[YOUR GOAL]
Which lines contain the string "timeout"? Please list every one of them.

[Data excerpts]
>>
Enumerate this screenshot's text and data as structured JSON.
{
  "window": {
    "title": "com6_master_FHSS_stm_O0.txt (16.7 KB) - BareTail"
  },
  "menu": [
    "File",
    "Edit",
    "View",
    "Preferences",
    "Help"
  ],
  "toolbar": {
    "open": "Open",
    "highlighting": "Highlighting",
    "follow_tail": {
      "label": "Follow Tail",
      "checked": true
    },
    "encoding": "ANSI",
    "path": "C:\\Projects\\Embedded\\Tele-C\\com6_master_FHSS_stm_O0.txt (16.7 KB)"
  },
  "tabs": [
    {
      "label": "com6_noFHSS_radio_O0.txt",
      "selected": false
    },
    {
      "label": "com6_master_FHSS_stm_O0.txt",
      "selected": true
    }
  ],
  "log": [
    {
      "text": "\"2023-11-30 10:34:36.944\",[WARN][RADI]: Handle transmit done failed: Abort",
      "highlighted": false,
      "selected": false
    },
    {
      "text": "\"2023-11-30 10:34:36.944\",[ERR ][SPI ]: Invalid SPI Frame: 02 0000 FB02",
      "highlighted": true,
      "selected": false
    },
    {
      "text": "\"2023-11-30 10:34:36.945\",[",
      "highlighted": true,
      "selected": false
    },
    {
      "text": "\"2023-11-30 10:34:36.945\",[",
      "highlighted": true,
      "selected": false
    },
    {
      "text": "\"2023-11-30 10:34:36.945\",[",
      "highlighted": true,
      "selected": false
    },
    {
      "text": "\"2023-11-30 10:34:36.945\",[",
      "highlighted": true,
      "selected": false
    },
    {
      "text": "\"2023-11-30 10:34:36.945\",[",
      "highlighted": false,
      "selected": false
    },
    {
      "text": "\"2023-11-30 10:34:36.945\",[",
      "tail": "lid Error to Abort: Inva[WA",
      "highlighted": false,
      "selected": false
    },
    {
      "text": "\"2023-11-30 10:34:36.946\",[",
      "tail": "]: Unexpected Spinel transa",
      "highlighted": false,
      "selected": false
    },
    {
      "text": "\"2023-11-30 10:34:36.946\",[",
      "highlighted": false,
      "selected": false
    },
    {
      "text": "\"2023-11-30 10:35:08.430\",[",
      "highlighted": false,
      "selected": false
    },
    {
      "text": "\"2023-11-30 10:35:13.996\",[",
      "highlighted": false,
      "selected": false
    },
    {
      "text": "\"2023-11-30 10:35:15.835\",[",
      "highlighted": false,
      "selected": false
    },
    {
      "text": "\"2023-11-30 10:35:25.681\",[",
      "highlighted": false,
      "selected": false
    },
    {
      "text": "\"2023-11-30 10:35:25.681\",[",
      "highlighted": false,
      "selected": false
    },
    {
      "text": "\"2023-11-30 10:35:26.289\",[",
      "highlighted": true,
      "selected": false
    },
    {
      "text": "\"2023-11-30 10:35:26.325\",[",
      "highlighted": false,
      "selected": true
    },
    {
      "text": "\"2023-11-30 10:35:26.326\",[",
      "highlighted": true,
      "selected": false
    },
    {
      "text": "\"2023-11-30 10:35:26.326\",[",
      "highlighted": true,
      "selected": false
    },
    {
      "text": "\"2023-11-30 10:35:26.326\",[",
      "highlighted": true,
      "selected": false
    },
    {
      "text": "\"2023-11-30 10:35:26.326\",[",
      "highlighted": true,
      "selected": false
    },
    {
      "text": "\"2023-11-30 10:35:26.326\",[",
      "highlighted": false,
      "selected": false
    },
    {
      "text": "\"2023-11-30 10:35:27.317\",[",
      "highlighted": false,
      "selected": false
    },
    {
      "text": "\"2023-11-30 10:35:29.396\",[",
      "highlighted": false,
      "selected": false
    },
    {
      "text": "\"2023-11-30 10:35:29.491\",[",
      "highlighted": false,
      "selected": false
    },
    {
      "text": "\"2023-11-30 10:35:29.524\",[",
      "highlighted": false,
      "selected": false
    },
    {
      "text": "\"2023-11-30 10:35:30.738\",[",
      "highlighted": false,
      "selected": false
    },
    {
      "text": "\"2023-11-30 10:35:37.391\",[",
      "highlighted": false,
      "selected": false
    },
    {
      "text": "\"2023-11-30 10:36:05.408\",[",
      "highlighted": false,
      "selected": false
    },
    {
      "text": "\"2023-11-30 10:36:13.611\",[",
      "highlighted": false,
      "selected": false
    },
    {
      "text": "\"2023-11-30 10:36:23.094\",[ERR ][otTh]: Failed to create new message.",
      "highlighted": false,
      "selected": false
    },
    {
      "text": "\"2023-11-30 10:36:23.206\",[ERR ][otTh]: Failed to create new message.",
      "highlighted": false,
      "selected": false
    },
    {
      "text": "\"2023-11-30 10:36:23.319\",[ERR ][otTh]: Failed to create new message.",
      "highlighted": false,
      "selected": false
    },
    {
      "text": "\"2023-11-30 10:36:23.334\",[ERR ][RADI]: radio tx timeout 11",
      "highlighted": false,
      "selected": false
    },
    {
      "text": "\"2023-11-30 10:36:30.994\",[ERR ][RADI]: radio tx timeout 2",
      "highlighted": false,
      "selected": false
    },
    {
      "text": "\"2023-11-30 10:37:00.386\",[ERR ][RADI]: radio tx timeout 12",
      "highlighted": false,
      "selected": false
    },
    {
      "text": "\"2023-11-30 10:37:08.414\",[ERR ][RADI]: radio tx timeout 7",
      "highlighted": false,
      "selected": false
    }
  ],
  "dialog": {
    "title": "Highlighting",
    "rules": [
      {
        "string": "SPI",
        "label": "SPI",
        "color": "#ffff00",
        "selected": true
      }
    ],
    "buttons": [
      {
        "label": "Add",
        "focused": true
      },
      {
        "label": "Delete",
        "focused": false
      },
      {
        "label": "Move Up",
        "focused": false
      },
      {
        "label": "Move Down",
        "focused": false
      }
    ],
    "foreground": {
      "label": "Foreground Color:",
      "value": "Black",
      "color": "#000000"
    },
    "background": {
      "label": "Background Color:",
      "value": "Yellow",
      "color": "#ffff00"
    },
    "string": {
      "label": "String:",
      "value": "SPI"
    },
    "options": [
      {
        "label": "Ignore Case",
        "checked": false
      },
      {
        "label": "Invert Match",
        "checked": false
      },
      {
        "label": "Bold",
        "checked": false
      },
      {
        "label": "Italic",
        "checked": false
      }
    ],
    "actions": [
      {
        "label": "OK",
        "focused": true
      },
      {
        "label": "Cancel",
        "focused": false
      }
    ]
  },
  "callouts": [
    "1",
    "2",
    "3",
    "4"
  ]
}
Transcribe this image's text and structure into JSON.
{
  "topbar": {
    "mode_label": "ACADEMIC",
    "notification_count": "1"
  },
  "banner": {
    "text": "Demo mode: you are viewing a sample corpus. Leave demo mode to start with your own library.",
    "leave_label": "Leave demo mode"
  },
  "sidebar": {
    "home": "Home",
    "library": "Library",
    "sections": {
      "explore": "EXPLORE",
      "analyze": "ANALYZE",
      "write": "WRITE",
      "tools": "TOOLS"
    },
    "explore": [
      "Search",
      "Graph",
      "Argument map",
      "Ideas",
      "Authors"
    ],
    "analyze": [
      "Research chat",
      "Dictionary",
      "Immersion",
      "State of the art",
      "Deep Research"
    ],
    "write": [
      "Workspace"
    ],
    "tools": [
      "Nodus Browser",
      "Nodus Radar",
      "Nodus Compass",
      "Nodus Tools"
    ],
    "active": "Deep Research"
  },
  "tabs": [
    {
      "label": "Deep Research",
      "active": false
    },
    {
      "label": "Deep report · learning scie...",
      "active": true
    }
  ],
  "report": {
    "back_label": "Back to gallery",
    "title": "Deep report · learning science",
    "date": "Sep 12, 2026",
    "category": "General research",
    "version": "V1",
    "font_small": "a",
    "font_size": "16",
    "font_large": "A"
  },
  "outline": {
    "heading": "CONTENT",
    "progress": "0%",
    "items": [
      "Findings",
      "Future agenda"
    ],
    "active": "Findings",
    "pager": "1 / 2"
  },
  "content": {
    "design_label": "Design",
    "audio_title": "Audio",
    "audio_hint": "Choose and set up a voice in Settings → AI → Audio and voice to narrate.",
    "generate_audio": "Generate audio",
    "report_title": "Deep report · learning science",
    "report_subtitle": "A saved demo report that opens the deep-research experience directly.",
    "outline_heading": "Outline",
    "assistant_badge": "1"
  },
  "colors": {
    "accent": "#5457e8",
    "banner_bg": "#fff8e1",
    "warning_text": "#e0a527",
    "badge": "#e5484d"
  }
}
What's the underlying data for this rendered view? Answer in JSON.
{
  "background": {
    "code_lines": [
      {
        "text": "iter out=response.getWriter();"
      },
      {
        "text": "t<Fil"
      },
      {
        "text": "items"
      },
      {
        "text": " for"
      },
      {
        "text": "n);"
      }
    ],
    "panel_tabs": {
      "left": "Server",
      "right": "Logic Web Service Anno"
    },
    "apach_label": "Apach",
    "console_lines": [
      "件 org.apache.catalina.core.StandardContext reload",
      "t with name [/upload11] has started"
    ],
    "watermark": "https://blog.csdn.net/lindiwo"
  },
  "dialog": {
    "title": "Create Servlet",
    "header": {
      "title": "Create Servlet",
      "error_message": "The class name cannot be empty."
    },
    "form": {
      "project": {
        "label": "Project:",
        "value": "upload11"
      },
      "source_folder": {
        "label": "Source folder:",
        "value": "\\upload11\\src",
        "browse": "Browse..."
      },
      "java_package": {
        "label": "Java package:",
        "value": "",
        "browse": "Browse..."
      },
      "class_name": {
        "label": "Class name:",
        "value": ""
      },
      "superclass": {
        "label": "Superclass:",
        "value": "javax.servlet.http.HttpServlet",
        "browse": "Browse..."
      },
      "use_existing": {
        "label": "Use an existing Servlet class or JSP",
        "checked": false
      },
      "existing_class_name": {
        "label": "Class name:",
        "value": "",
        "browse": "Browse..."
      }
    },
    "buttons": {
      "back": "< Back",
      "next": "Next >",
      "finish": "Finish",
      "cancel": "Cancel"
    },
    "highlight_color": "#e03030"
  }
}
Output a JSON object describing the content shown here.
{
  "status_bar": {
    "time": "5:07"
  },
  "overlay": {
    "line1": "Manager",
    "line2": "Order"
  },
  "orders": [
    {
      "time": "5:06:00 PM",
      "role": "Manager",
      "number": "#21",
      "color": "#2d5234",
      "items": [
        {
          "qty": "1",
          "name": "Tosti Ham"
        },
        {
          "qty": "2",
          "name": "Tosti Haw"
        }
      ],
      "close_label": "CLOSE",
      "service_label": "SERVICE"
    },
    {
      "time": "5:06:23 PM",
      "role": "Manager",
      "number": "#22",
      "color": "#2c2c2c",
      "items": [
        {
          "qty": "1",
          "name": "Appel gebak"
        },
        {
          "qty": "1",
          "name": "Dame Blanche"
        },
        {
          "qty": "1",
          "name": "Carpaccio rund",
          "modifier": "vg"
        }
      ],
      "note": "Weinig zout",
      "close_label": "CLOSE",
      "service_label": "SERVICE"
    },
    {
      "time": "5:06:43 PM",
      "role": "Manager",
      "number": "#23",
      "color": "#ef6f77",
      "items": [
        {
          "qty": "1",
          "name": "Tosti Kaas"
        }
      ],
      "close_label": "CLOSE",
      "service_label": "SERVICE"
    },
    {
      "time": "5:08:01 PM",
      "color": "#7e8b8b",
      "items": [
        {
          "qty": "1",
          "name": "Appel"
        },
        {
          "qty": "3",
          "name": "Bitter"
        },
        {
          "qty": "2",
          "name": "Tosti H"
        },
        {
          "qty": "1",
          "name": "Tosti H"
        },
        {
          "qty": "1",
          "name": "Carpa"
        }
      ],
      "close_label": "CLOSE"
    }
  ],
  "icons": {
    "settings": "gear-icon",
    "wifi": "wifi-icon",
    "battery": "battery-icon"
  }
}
<<
[THE SOLUTION]
      "text": "\"2023-11-30 10:36:23.334\",[ERR ][RADI]: radio tx timeout 11",
      "text": "\"2023-11-30 10:36:30.994\",[ERR ][RADI]: radio tx timeout 2",
      "text": "\"2023-11-30 10:37:00.386\",[ERR ][RADI]: radio tx timeout 12",
      "text": "\"2023-11-30 10:37:08.414\",[ERR ][RADI]: radio tx timeout 7",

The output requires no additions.